Requirements: Give every line again exactly as it appears, please, but not the pictures.

Items from a figure collection
● ● ●

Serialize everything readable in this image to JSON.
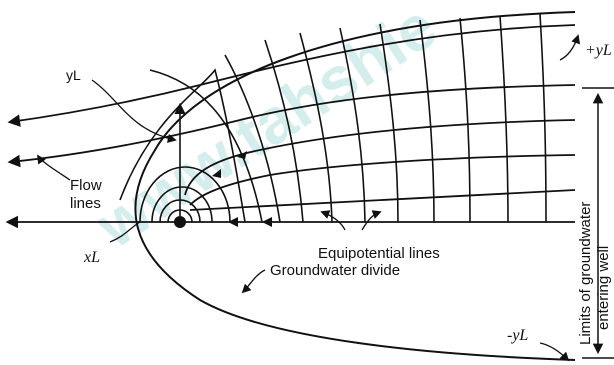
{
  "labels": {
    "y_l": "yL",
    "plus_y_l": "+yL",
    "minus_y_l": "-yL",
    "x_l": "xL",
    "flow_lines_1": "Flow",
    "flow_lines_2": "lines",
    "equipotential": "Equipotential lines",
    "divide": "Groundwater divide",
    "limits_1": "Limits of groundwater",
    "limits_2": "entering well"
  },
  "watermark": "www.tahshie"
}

● ● ●

Answer in full:
Serialize everything readable in this image to JSON.
{
  "labels": {
    "y_l": "yL",
    "plus_y_l": "+yL",
    "minus_y_l": "-yL",
    "x_l": "xL",
    "flow_lines_1": "Flow",
    "flow_lines_2": "lines",
    "equipotential": "Equipotential lines",
    "divide": "Groundwater divide",
    "limits_1": "Limits of groundwater",
    "limits_2": "entering well"
  },
  "watermark": "www.tahshie"
}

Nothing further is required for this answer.